[Data to use]
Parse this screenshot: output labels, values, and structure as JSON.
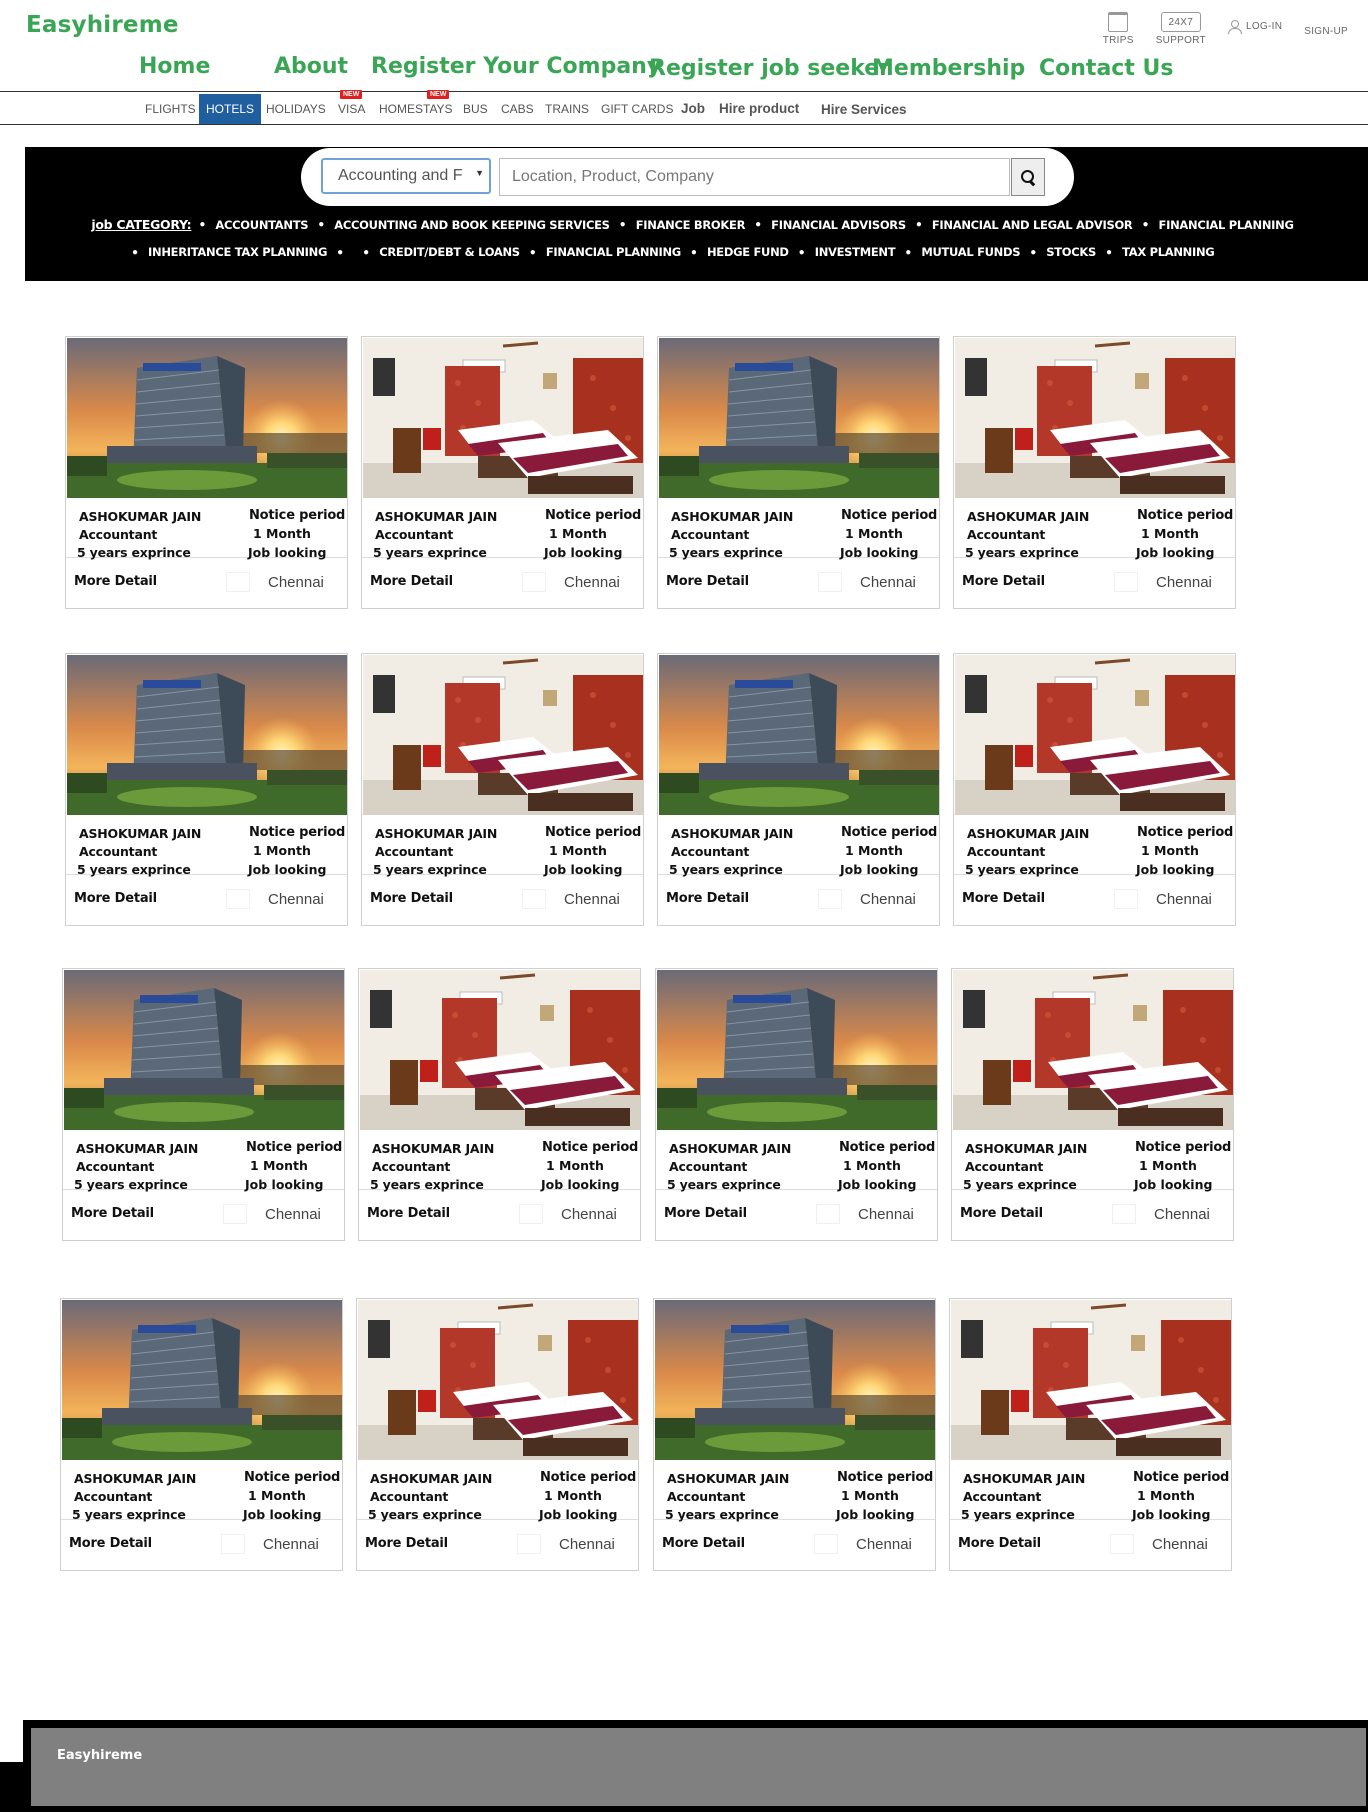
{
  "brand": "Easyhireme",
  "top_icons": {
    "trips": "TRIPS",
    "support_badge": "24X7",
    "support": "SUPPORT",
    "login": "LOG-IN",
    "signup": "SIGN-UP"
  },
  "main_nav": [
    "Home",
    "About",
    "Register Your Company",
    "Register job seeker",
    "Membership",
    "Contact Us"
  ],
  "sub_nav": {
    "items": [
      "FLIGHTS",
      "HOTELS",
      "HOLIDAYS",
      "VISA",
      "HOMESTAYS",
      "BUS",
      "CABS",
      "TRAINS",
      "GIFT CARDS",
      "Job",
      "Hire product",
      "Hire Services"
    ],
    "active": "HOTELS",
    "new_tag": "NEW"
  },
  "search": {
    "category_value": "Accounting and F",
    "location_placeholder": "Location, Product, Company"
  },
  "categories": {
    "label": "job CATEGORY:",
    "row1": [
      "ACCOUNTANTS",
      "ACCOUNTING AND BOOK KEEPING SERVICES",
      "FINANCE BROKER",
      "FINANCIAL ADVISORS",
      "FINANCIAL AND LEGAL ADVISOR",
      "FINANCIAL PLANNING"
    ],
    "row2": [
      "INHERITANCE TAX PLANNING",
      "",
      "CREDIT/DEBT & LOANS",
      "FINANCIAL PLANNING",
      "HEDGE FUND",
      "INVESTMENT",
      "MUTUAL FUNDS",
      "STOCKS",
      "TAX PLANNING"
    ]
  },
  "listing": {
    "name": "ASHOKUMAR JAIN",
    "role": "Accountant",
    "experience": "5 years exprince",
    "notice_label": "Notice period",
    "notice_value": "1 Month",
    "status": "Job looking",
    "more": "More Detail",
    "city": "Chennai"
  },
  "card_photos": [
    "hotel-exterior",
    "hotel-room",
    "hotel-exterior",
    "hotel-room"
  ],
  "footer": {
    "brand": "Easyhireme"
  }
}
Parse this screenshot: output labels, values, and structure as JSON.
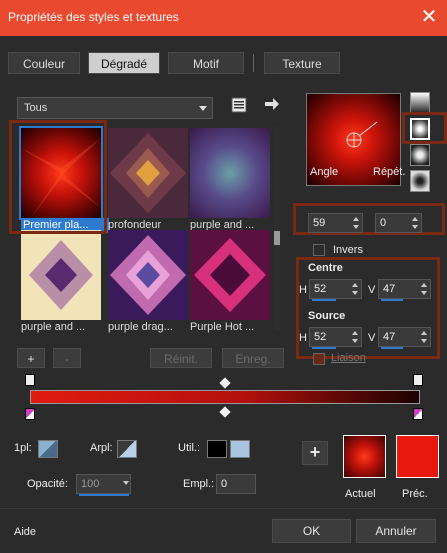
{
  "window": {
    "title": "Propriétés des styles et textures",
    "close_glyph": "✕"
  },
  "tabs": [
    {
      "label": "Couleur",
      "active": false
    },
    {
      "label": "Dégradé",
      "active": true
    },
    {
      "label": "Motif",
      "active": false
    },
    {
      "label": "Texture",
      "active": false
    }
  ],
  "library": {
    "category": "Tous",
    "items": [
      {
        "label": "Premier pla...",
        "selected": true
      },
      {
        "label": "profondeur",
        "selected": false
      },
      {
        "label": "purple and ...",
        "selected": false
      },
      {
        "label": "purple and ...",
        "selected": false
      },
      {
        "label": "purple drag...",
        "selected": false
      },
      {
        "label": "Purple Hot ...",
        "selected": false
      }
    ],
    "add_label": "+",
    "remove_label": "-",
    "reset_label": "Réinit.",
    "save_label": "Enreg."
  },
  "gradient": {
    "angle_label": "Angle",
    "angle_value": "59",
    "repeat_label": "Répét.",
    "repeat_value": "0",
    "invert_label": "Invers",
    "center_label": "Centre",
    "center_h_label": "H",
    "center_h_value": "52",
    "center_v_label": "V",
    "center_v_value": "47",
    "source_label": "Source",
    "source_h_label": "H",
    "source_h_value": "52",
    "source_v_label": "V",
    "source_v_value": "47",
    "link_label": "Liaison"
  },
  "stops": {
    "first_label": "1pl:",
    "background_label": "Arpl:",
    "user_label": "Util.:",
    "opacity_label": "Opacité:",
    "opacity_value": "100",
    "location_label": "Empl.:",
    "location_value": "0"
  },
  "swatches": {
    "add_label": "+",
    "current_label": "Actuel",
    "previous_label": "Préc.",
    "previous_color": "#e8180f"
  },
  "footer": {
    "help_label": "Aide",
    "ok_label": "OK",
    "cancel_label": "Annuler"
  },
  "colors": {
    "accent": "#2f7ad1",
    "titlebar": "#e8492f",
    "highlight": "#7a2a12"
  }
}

[What the task requires] Set the listing down in full and exactly. Pictures within it should not appear in the copy.

[Solved exercise]
Parse this screenshot: output labels, values, and structure as JSON.
{
  "brand": "Easyhireme",
  "top_icons": {
    "trips": "TRIPS",
    "support_badge": "24X7",
    "support": "SUPPORT",
    "login": "LOG-IN",
    "signup": "SIGN-UP"
  },
  "main_nav": [
    "Home",
    "About",
    "Register Your Company",
    "Register job seeker",
    "Membership",
    "Contact Us"
  ],
  "sub_nav": {
    "items": [
      "FLIGHTS",
      "HOTELS",
      "HOLIDAYS",
      "VISA",
      "HOMESTAYS",
      "BUS",
      "CABS",
      "TRAINS",
      "GIFT CARDS",
      "Job",
      "Hire product",
      "Hire Services"
    ],
    "active": "HOTELS",
    "new_tag": "NEW"
  },
  "search": {
    "category_value": "Accounting and F",
    "location_placeholder": "Location, Product, Company"
  },
  "categories": {
    "label": "job CATEGORY:",
    "row1": [
      "ACCOUNTANTS",
      "ACCOUNTING AND BOOK KEEPING SERVICES",
      "FINANCE BROKER",
      "FINANCIAL ADVISORS",
      "FINANCIAL AND LEGAL ADVISOR",
      "FINANCIAL PLANNING"
    ],
    "row2": [
      "INHERITANCE TAX PLANNING",
      "",
      "CREDIT/DEBT & LOANS",
      "FINANCIAL PLANNING",
      "HEDGE FUND",
      "INVESTMENT",
      "MUTUAL FUNDS",
      "STOCKS",
      "TAX PLANNING"
    ]
  },
  "listing": {
    "name": "ASHOKUMAR JAIN",
    "role": "Accountant",
    "experience": "5 years exprince",
    "notice_label": "Notice period",
    "notice_value": "1 Month",
    "status": "Job looking",
    "more": "More Detail",
    "city": "Chennai"
  },
  "card_photos": [
    "hotel-exterior",
    "hotel-room",
    "hotel-exterior",
    "hotel-room"
  ],
  "footer": {
    "brand": "Easyhireme"
  }
}
Parse this screenshot: output labels, values, and structure as JSON.
{
  "window": {
    "title": "Propriétés des styles et textures",
    "close_glyph": "✕"
  },
  "tabs": [
    {
      "label": "Couleur",
      "active": false
    },
    {
      "label": "Dégradé",
      "active": true
    },
    {
      "label": "Motif",
      "active": false
    },
    {
      "label": "Texture",
      "active": false
    }
  ],
  "library": {
    "category": "Tous",
    "items": [
      {
        "label": "Premier pla...",
        "selected": true
      },
      {
        "label": "profondeur",
        "selected": false
      },
      {
        "label": "purple and ...",
        "selected": false
      },
      {
        "label": "purple and ...",
        "selected": false
      },
      {
        "label": "purple drag...",
        "selected": false
      },
      {
        "label": "Purple Hot ...",
        "selected": false
      }
    ],
    "add_label": "+",
    "remove_label": "-",
    "reset_label": "Réinit.",
    "save_label": "Enreg."
  },
  "gradient": {
    "angle_label": "Angle",
    "angle_value": "59",
    "repeat_label": "Répét.",
    "repeat_value": "0",
    "invert_label": "Invers",
    "center_label": "Centre",
    "center_h_label": "H",
    "center_h_value": "52",
    "center_v_label": "V",
    "center_v_value": "47",
    "source_label": "Source",
    "source_h_label": "H",
    "source_h_value": "52",
    "source_v_label": "V",
    "source_v_value": "47",
    "link_label": "Liaison"
  },
  "stops": {
    "first_label": "1pl:",
    "background_label": "Arpl:",
    "user_label": "Util.:",
    "opacity_label": "Opacité:",
    "opacity_value": "100",
    "location_label": "Empl.:",
    "location_value": "0"
  },
  "swatches": {
    "add_label": "+",
    "current_label": "Actuel",
    "previous_label": "Préc.",
    "previous_color": "#e8180f"
  },
  "footer": {
    "help_label": "Aide",
    "ok_label": "OK",
    "cancel_label": "Annuler"
  },
  "colors": {
    "accent": "#2f7ad1",
    "titlebar": "#e8492f",
    "highlight": "#7a2a12"
  }
}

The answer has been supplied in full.